** start **

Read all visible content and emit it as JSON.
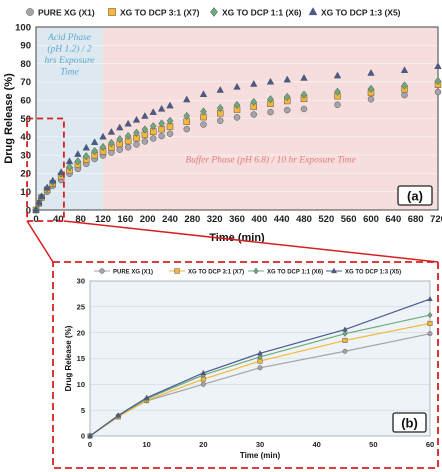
{
  "chart_data": [
    {
      "panel": "(a)",
      "type": "scatter",
      "xlabel": "Time (min)",
      "ylabel": "Drug Release (%)",
      "xlim": [
        0,
        720
      ],
      "ylim": [
        0,
        100
      ],
      "x_ticks": [
        0,
        40,
        80,
        120,
        160,
        200,
        240,
        280,
        320,
        360,
        400,
        440,
        480,
        520,
        560,
        600,
        640,
        680,
        720
      ],
      "y_ticks": [
        0,
        10,
        20,
        30,
        40,
        50,
        60,
        70,
        80,
        90,
        100
      ],
      "legend_position": "top",
      "annotations": {
        "acid_phase": "Acid Phase (pH 1.2) / 2 hrs Exposure Time",
        "buffer_phase": "Buffer Phase (pH 6.8) / 10 hr Exposure Time",
        "acid_range": [
          0,
          120
        ],
        "buffer_range": [
          120,
          720
        ]
      },
      "x": [
        0,
        5,
        10,
        20,
        30,
        45,
        60,
        75,
        90,
        105,
        120,
        135,
        150,
        165,
        180,
        195,
        210,
        225,
        240,
        270,
        300,
        330,
        360,
        390,
        420,
        450,
        480,
        540,
        600,
        660,
        720
      ],
      "series": [
        {
          "name": "PURE XG (X1)",
          "marker": "circle",
          "color": "#a6a3ab",
          "values": [
            0,
            3.9,
            6.8,
            10,
            13.2,
            16.4,
            19.8,
            22.5,
            25.2,
            27.9,
            29.8,
            31.4,
            33,
            34.3,
            35.8,
            37.5,
            39.1,
            40.4,
            41.7,
            44.2,
            46.7,
            48.8,
            50.6,
            52.2,
            53.5,
            54.6,
            55.2,
            57.5,
            60.5,
            62.8,
            64.5
          ]
        },
        {
          "name": "XG TO DCP 3:1 (X7)",
          "marker": "square",
          "color": "#f5b73a",
          "values": [
            0,
            3.7,
            6.9,
            11,
            14.5,
            18.5,
            21.8,
            24.8,
            27.5,
            30,
            32,
            34.2,
            36.1,
            37.7,
            39.3,
            41.1,
            42.8,
            44.2,
            45.6,
            48.3,
            50.8,
            52.9,
            54.9,
            56.5,
            58.1,
            59.6,
            60.8,
            62.2,
            64,
            66,
            68.5
          ]
        },
        {
          "name": "XG TO DCP 1:1 (X6)",
          "marker": "diamond",
          "color": "#6ea97c",
          "values": [
            0,
            3.9,
            7.2,
            11.8,
            15.3,
            19.8,
            23.4,
            26.6,
            29.4,
            32.2,
            34.4,
            36.6,
            38.7,
            40.4,
            42.2,
            44,
            45.8,
            47.3,
            48.7,
            51.4,
            53.8,
            55.7,
            57.4,
            59,
            60.5,
            61.8,
            63,
            64.6,
            66.2,
            68,
            70.5
          ]
        },
        {
          "name": "XG TO DCP 1:3 (X5)",
          "marker": "triangle",
          "color": "#4a5a8e",
          "values": [
            0,
            4,
            7.4,
            12.2,
            16,
            20.6,
            26.5,
            30.5,
            34,
            37,
            40,
            42.6,
            45,
            47.1,
            49.2,
            51.3,
            53.4,
            55.2,
            57,
            60.3,
            63.2,
            65.5,
            67.2,
            68.8,
            70,
            71.2,
            72.1,
            73.4,
            74.8,
            76.3,
            78.5
          ]
        }
      ]
    },
    {
      "panel": "(b)",
      "type": "line",
      "xlabel": "Time (min)",
      "ylabel": "Drug Release (%)",
      "xlim": [
        0,
        60
      ],
      "ylim": [
        0,
        30
      ],
      "x_ticks": [
        0,
        10,
        20,
        30,
        40,
        50,
        60
      ],
      "y_ticks": [
        0,
        5,
        10,
        15,
        20,
        25,
        30
      ],
      "legend_position": "top",
      "x": [
        0,
        5,
        10,
        20,
        30,
        45,
        60
      ],
      "series": [
        {
          "name": "PURE XG (X1)",
          "marker": "circle",
          "color": "#a6a3ab",
          "values": [
            0,
            3.9,
            6.8,
            10,
            13.2,
            16.4,
            19.8
          ]
        },
        {
          "name": "XG TO DCP 3:1 (X7)",
          "marker": "square",
          "color": "#f5b73a",
          "values": [
            0,
            3.7,
            6.9,
            11,
            14.5,
            18.5,
            21.8
          ]
        },
        {
          "name": "XG TO DCP 1:1 (X6)",
          "marker": "diamond",
          "color": "#6ea97c",
          "values": [
            0,
            3.9,
            7.2,
            11.8,
            15.3,
            19.8,
            23.4
          ]
        },
        {
          "name": "XG TO DCP 1:3 (X5)",
          "marker": "triangle",
          "color": "#4a5a8e",
          "values": [
            0,
            4,
            7.4,
            12.2,
            16,
            20.6,
            26.5
          ]
        }
      ]
    }
  ],
  "colors": {
    "acid_bg": "#dde8f1",
    "buffer_bg": "#f6dede",
    "zoom_box": "#d62020",
    "acid_text": "#5aaac8",
    "buffer_text": "#e07c7c",
    "panel_b_bg": "#eef3f8"
  }
}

** end **

— Requirement —
All of the material above should be reproduced exactly, except the pictures.

— Worked answer —
Read all visible content and emit it as JSON.
{
  "chart_data": [
    {
      "panel": "(a)",
      "type": "scatter",
      "xlabel": "Time (min)",
      "ylabel": "Drug Release (%)",
      "xlim": [
        0,
        720
      ],
      "ylim": [
        0,
        100
      ],
      "x_ticks": [
        0,
        40,
        80,
        120,
        160,
        200,
        240,
        280,
        320,
        360,
        400,
        440,
        480,
        520,
        560,
        600,
        640,
        680,
        720
      ],
      "y_ticks": [
        0,
        10,
        20,
        30,
        40,
        50,
        60,
        70,
        80,
        90,
        100
      ],
      "legend_position": "top",
      "annotations": {
        "acid_phase": "Acid Phase (pH 1.2) / 2 hrs Exposure Time",
        "buffer_phase": "Buffer Phase (pH 6.8) / 10 hr Exposure Time",
        "acid_range": [
          0,
          120
        ],
        "buffer_range": [
          120,
          720
        ]
      },
      "x": [
        0,
        5,
        10,
        20,
        30,
        45,
        60,
        75,
        90,
        105,
        120,
        135,
        150,
        165,
        180,
        195,
        210,
        225,
        240,
        270,
        300,
        330,
        360,
        390,
        420,
        450,
        480,
        540,
        600,
        660,
        720
      ],
      "series": [
        {
          "name": "PURE XG (X1)",
          "marker": "circle",
          "color": "#a6a3ab",
          "values": [
            0,
            3.9,
            6.8,
            10,
            13.2,
            16.4,
            19.8,
            22.5,
            25.2,
            27.9,
            29.8,
            31.4,
            33,
            34.3,
            35.8,
            37.5,
            39.1,
            40.4,
            41.7,
            44.2,
            46.7,
            48.8,
            50.6,
            52.2,
            53.5,
            54.6,
            55.2,
            57.5,
            60.5,
            62.8,
            64.5
          ]
        },
        {
          "name": "XG TO DCP 3:1 (X7)",
          "marker": "square",
          "color": "#f5b73a",
          "values": [
            0,
            3.7,
            6.9,
            11,
            14.5,
            18.5,
            21.8,
            24.8,
            27.5,
            30,
            32,
            34.2,
            36.1,
            37.7,
            39.3,
            41.1,
            42.8,
            44.2,
            45.6,
            48.3,
            50.8,
            52.9,
            54.9,
            56.5,
            58.1,
            59.6,
            60.8,
            62.2,
            64,
            66,
            68.5
          ]
        },
        {
          "name": "XG TO DCP 1:1 (X6)",
          "marker": "diamond",
          "color": "#6ea97c",
          "values": [
            0,
            3.9,
            7.2,
            11.8,
            15.3,
            19.8,
            23.4,
            26.6,
            29.4,
            32.2,
            34.4,
            36.6,
            38.7,
            40.4,
            42.2,
            44,
            45.8,
            47.3,
            48.7,
            51.4,
            53.8,
            55.7,
            57.4,
            59,
            60.5,
            61.8,
            63,
            64.6,
            66.2,
            68,
            70.5
          ]
        },
        {
          "name": "XG TO DCP 1:3 (X5)",
          "marker": "triangle",
          "color": "#4a5a8e",
          "values": [
            0,
            4,
            7.4,
            12.2,
            16,
            20.6,
            26.5,
            30.5,
            34,
            37,
            40,
            42.6,
            45,
            47.1,
            49.2,
            51.3,
            53.4,
            55.2,
            57,
            60.3,
            63.2,
            65.5,
            67.2,
            68.8,
            70,
            71.2,
            72.1,
            73.4,
            74.8,
            76.3,
            78.5
          ]
        }
      ]
    },
    {
      "panel": "(b)",
      "type": "line",
      "xlabel": "Time (min)",
      "ylabel": "Drug Release (%)",
      "xlim": [
        0,
        60
      ],
      "ylim": [
        0,
        30
      ],
      "x_ticks": [
        0,
        10,
        20,
        30,
        40,
        50,
        60
      ],
      "y_ticks": [
        0,
        5,
        10,
        15,
        20,
        25,
        30
      ],
      "legend_position": "top",
      "x": [
        0,
        5,
        10,
        20,
        30,
        45,
        60
      ],
      "series": [
        {
          "name": "PURE XG (X1)",
          "marker": "circle",
          "color": "#a6a3ab",
          "values": [
            0,
            3.9,
            6.8,
            10,
            13.2,
            16.4,
            19.8
          ]
        },
        {
          "name": "XG TO DCP 3:1 (X7)",
          "marker": "square",
          "color": "#f5b73a",
          "values": [
            0,
            3.7,
            6.9,
            11,
            14.5,
            18.5,
            21.8
          ]
        },
        {
          "name": "XG TO DCP 1:1 (X6)",
          "marker": "diamond",
          "color": "#6ea97c",
          "values": [
            0,
            3.9,
            7.2,
            11.8,
            15.3,
            19.8,
            23.4
          ]
        },
        {
          "name": "XG TO DCP 1:3 (X5)",
          "marker": "triangle",
          "color": "#4a5a8e",
          "values": [
            0,
            4,
            7.4,
            12.2,
            16,
            20.6,
            26.5
          ]
        }
      ]
    }
  ],
  "colors": {
    "acid_bg": "#dde8f1",
    "buffer_bg": "#f6dede",
    "zoom_box": "#d62020",
    "acid_text": "#5aaac8",
    "buffer_text": "#e07c7c",
    "panel_b_bg": "#eef3f8"
  }
}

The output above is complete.